• Text excerpt
Due to small size of the data, topic modelling could not be used per MTG. Instead, we used the Kullback–Leibler divergence for Informativeness and Phraseness metric [9] to identify the most distinctive phrases (maximum four words) per MTG. Kullback–Leibler divergence is a measure from information theory that estimates the amount of information that is lost if probability distribution A is used to approximate probability distribution B. To this end, the survey responses (distribution B) are compared to a background corpus (distribution A): a large set of Wikipedia pages (circa 3.5 million words) [10] provided by Verberne et al. [9]. The informativeness of a term is then those terms for which the expected loss of information is highest, i.e., terms that are (much) more frequent in responses than in the background collection. In order to extract multi-word phrases instead of single words, the phraseness of combinations of words is calculated. Phraseness is a score for how likely terms are to occur together compared to how likely they are to occur alone. The KLIP metric balances phraseness and informativeness with the parameter γ, which was set at 0.8, as recommended by Tomokiyo et al. To allow for grouping of different inflected forms of words, we used lemmatisation, i.e., the linguistic process of reducing words to their dictionary form or lemma (e.g., sleeping to sleep or apples to apple). To improve the detection of phrases, punctuation was excluded, and terms were not allowed to start or end with stop words. Additionally, terms were not allowed to span across different responses and had to occur at least two times to be included. Finally, three- and four-word combinations that occurred more than once in the answers of the same person were removed in order to avoid biasing the results towards one person’s opinion. Tables with outcomes of the analysis are presented in the Supplementary files. The terms were checked by an endocrinologist for relevance and direct references to diseases or suggested topics were omitted from the results section.



After data cleaning, 1378 survey responses were analyzed. Demographic data are presented in Table 1 and Fig. 1. Most respondents were female (n = 1084, 79%); the majority of respondents were members of a patient advocacy group (69%). Southern (11%) and especially Eastern Europe (2%) were poorly represented. Most responses were received from patients of the Adrenal (39%), Pituitary (29%) and Thyroid (13%) MTGs, whereas the Genetic disorders of glucose and insulin homoeostasis MTG had the lowest representation (2%). In spite of additional effort, no extra subjects could be identified for underrepresented MTGs.

• Data shown
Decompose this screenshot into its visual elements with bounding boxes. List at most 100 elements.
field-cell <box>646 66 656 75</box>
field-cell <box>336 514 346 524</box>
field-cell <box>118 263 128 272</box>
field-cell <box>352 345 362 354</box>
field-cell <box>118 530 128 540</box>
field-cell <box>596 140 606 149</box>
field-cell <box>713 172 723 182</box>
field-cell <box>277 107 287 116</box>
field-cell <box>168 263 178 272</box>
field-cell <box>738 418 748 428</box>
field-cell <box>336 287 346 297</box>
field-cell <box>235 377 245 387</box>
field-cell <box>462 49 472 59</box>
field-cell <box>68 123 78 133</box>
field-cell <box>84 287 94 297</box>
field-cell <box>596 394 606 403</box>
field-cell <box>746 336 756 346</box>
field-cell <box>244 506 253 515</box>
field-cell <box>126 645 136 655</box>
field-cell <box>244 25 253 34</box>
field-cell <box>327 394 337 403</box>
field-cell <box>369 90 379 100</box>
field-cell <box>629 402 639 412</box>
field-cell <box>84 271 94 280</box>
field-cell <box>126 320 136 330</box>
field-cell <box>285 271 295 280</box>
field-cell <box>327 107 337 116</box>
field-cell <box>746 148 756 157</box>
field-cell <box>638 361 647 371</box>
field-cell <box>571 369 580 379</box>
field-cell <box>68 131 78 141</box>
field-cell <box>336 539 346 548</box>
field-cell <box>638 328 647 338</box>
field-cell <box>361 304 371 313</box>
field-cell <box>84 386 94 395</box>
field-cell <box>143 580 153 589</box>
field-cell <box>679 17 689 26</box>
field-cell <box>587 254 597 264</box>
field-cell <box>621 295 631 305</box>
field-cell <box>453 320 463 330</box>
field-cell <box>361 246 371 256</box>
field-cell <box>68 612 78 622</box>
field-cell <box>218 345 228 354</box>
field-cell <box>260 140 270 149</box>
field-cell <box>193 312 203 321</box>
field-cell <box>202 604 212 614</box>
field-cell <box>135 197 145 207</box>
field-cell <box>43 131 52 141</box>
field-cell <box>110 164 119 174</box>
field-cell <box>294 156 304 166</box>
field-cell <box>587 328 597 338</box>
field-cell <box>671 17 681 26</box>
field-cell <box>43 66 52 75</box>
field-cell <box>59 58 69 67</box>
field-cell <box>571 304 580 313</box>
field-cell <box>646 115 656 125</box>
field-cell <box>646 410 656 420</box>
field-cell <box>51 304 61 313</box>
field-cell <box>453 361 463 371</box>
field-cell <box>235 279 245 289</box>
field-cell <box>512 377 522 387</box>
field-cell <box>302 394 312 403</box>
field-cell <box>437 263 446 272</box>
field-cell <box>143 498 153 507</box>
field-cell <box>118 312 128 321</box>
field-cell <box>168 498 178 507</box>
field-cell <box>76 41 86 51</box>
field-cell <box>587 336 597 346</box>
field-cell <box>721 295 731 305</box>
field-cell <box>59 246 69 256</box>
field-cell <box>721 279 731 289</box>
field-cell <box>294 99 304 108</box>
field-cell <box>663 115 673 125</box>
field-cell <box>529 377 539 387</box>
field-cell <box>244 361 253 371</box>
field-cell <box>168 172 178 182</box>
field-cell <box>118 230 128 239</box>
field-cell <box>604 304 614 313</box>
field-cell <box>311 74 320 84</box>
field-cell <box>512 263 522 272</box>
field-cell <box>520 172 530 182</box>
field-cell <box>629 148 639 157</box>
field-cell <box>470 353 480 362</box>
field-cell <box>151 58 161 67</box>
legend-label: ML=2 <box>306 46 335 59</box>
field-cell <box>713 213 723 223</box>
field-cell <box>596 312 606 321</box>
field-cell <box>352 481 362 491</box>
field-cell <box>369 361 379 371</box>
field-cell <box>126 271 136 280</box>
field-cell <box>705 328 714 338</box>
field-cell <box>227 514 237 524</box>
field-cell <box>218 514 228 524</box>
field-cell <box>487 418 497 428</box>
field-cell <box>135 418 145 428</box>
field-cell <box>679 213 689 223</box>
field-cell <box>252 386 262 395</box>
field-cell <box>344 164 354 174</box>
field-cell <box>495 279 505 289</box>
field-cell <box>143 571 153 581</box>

• Tasks to carry out
- 1) In the text on the patient survey analysis, what are the answers to these?
(a) What value was the KLIP parameter γ set at?
(b) How many survey responses were analyzed after data cleaning?
(c) Which MTG had the lowest representation among the responses?
- 2) Carry on the text about the patient survey analysis, starting after its final sentence.

• Answer list
- 1)
(a) 0.8
(b) 1378
(c) The Genetic disorders of glucose and insulin homoeostasis MTG (2%)

- 2)
Table 1 Demographic data of survey responders
Fig. 1
figure 1

Absolute number of responses per country

Priorities of suggested research topics

Patients rated ability to take part in social activities as the most important suggested research topic (priority score: 1.26 ± 0.57), closely followed by ability to work (1.27 ± 0.57) and physical discomfort (1.27 ± 0.58). A second tier of topics consisted of tiredness (1.30 ± 0.61), sleep quality (1.33 ± 0.61) and daily medicine intake (1.36 ± 0.66). Patients had the least interest in research concerning heritability (1.55 ± 0.73), fertility (1.73 ± 0.76) and ability to participate in sports (1.75 ± 0.74) (Fig. 2).

Fig. 2
figure 2

Mean priorities with standard deviations as rated by respondents from 1 to 3 in order of prioritization, 1 being the most important priority

Female respondents were significantly more interested in research on fertility than male respondents (priority score: 1.70 ± 0.76 vs. 1.86 ± 0.75, p = 0.008). There were no further gender-specific differences in the interest on the suggested research topics (Supplementary Table S1). Respondents from the Adrenal, Pituitary and Thyroid MTGs were more interested in research on tiredness than others (p < 0.001). Patients from the Adrenal MTG were also more interested in research on daily medicine intake than other respondents and rated this as the most important suggested research topic (1.21 ± 0.54, p < 0.001). Respondents of Sex Development and Maturation MTG were more interested in research on fertility (1.30 ± 0.58, second most important topic, p < 0.001) and less interested in research on heritability (1.97 ± 0.85, least important topic, p < 0.001) than patients from other MTGs (Table 2). Respondents from Southern Europe were more interested in the ability to participate in sports than respondents from Northern Europe (p = 0.002). Patients from Western Europe were more interested in research on physical discomfort than patients from Northern Europe (p = 0.012). Comparisons between regions were, however, not corrected for the difference in representation of MTGs.

Table 2 Priority scores of suggested topics per MTG

What keeps patients up at night

When analyzing all responses, the most important subject was pain, mainly in joints and muscles. Other frequently mentioned subjects were chronic fatigue, quality of life, daily medication and its dosage and long-term side effects of drugs (Supplementary Table S2A).

In general, mentioned subjects were very disease specific. Adrenal MTG patients mentioned adrenal crisis as the most important subject that kept them awake. Genetic Endocrine Tumour Syndromes MTG patients mentioned uncertainty about the future and their family, while Sex Development and Maturation MTG patients are particularly worried by hearing loss. Pituitary patients frequently mentioned restless legs, adrenal crisis and blood pressure as particular reasons for concerns, whereas thyroid patients mentioned rest complaints and energy levels (Supplementary Table S3A).

Urgent and so far insufficiently covered research topics according to patients

Patients most often mentioned better treatment, in particular medication, as a research topic they want scientists to focus on. Additionally, they request research on long-term side effects of drugs. They also want researchers to investigate quality of life, chronic fatigue and causes of rare endocrine diseases (Supplementary Table S2B).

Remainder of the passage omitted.